[START SELECTED TEXT]

Walsh made the game flow by offering England an advantage -
From which they failed to score.
I don't see the problem as being Walsh here.
There's little point arguing with you when you're in this mood, which is shame because when you actually analyse the game rather than cleave to one point of view, I find you quite insightful. But here goes anyway.
First and foremost, I want to see infringements correctly dealt with and in the appropriate sequence. By failing to notice that Jones was binding illegally, Walsh ensured that the scrum would descend into a string of penalties. It's almost impossible for a LH to make any kind of bind with 20 stone of TH levering his elbow down. The dropped bind was indeed a penalty offence, but the root cause was an earlier penalty offence from the other team, Had he or his ARs spotted the binding issue early and penalised it consistently, one of two things would have happened: Jones would have stopped, and we might have had a scrum contest, or Walsh would have issued a yellow card. Either way, we'd likely have had more of a flowing game once the issue had been dealt with.

[END SELECTED TEXT]
[START DATA RECORDS]

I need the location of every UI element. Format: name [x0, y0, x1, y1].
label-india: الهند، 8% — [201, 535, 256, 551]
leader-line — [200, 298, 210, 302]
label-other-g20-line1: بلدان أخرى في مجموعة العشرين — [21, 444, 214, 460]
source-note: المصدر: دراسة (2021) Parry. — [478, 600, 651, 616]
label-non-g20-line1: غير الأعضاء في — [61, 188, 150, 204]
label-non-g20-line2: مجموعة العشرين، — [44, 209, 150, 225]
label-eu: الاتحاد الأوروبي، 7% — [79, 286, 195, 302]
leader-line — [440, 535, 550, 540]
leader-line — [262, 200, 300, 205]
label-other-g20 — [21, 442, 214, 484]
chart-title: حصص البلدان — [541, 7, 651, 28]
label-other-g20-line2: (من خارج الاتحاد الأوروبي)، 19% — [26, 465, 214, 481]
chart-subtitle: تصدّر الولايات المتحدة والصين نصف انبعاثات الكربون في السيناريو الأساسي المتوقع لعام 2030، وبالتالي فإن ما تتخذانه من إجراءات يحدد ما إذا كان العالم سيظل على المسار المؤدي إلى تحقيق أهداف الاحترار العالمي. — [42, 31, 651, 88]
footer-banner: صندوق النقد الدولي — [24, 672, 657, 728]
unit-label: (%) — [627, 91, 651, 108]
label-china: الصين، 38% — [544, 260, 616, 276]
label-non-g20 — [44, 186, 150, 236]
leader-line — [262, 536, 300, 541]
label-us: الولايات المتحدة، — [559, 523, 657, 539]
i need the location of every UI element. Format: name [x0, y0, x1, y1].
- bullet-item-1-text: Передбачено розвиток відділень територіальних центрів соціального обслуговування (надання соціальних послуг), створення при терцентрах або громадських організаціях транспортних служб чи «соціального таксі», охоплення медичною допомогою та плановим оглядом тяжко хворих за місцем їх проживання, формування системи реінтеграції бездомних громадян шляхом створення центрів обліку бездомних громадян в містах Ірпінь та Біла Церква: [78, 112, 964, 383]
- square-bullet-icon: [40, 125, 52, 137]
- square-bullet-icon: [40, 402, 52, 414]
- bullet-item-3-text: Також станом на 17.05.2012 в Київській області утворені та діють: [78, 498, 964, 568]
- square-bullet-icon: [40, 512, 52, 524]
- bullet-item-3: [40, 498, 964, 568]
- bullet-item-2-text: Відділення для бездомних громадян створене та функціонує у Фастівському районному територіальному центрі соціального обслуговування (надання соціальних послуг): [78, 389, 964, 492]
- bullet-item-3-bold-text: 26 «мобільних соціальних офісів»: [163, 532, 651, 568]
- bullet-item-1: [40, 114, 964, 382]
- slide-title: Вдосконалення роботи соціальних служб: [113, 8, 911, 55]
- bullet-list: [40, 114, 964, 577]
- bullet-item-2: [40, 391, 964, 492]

[END DATA RECORDS]

▸ INSTRUCTIONS
(a) Say whether each statement agrees with the rugby post: (i) England scored from the advantage Walsh offered. (ii) The writer thinks a loosehead can barely bind while a tighthead levers his elbow down. (iii) The writer says the dropped bind was not a penalty offence. Answer yes or no for each, and quote the deciding words.
(b) Carry the rugby post forward, starting right after its final sentence.

▸ TASK ANSWERS
(a)
(i) No: "From which they failed to score."
(ii) Yes: "It's almost impossible for a LH to make any kind of bind with 20 stone of TH levering his elbow down."
(iii) No: "The dropped bind was indeed a penalty offence"

(b)
In the case of the earlier game, advantage is about allowing the game to flow, but it's also incumbent on the refereee to deicde whether any advantage has accrued. If the maul had gone down on the 22, then a chance of a try would be a reasonable advantage. Given it went down while moving forwards only yards from the tryline, I feel that Walsh was out of line with how most current referees would have handled the situation. I've seen several cases recently where longer advantage has been given just for knock-ons (not that I am condoning that). But as I have repeatedly said, it was his call and it's at least justifiable.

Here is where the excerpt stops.